### Excerpted data
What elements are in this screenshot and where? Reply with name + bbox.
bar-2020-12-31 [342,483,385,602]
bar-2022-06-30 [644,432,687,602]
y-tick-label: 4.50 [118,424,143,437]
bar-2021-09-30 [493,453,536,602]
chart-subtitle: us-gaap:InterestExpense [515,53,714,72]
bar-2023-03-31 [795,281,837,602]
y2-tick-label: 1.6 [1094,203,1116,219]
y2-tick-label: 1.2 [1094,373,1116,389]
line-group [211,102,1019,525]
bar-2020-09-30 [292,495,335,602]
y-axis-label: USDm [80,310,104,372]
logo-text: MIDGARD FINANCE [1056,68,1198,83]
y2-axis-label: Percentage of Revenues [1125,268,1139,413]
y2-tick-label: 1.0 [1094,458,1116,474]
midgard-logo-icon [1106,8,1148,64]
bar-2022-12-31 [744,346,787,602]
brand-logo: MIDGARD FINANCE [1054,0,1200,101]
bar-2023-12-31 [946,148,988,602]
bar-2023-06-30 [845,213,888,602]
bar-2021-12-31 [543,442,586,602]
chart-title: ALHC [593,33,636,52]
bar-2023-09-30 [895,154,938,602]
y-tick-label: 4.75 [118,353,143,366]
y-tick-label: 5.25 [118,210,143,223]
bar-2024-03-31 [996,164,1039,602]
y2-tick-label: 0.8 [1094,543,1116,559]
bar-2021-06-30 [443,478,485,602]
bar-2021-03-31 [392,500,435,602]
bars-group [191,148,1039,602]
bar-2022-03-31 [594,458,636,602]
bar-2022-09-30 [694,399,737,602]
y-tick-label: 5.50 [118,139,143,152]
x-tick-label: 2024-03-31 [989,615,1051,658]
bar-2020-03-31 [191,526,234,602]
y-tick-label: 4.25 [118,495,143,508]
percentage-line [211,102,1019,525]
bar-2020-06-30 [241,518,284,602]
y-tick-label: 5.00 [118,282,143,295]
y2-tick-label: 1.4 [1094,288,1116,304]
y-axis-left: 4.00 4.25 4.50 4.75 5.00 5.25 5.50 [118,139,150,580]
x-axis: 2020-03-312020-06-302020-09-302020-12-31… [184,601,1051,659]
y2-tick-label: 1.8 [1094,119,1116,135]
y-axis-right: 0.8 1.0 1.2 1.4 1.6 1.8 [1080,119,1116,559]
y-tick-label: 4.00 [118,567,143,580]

### Exercise details
Copy every line above, character for character, with nothing changed, added, or left out.

### Correct answer
What elements are in this screenshot and where? Reply with name + bbox.
bar-2020-12-31 [342,483,385,602]
bar-2022-06-30 [644,432,687,602]
y-tick-label: 4.50 [118,424,143,437]
bar-2021-09-30 [493,453,536,602]
chart-subtitle: us-gaap:InterestExpense [515,53,714,72]
bar-2023-03-31 [795,281,837,602]
y2-tick-label: 1.6 [1094,203,1116,219]
y2-tick-label: 1.2 [1094,373,1116,389]
line-group [211,102,1019,525]
bar-2020-09-30 [292,495,335,602]
y-axis-label: USDm [80,310,104,372]
logo-text: MIDGARD FINANCE [1056,68,1198,83]
y2-axis-label: Percentage of Revenues [1125,268,1139,413]
y2-tick-label: 1.0 [1094,458,1116,474]
midgard-logo-icon [1106,8,1148,64]
bar-2022-12-31 [744,346,787,602]
brand-logo: MIDGARD FINANCE [1054,0,1200,101]
bar-2023-12-31 [946,148,988,602]
bar-2023-06-30 [845,213,888,602]
bar-2021-12-31 [543,442,586,602]
chart-title: ALHC [593,33,636,52]
bar-2023-09-30 [895,154,938,602]
y-tick-label: 4.75 [118,353,143,366]
y-tick-label: 5.25 [118,210,143,223]
bar-2024-03-31 [996,164,1039,602]
y2-tick-label: 0.8 [1094,543,1116,559]
bar-2021-06-30 [443,478,485,602]
bar-2021-03-31 [392,500,435,602]
bars-group [191,148,1039,602]
bar-2022-03-31 [594,458,636,602]
bar-2022-09-30 [694,399,737,602]
y-tick-label: 5.50 [118,139,143,152]
x-tick-label: 2024-03-31 [989,615,1051,658]
bar-2020-03-31 [191,526,234,602]
y-tick-label: 4.25 [118,495,143,508]
percentage-line [211,102,1019,525]
bar-2020-06-30 [241,518,284,602]
y-tick-label: 5.00 [118,282,143,295]
y2-tick-label: 1.4 [1094,288,1116,304]
y-axis-left: 4.00 4.25 4.50 4.75 5.00 5.25 5.50 [118,139,150,580]
x-axis: 2020-03-312020-06-302020-09-302020-12-31… [184,601,1051,659]
y2-tick-label: 1.8 [1094,119,1116,135]
y-axis-right: 0.8 1.0 1.2 1.4 1.6 1.8 [1080,119,1116,559]
y-tick-label: 4.00 [118,567,143,580]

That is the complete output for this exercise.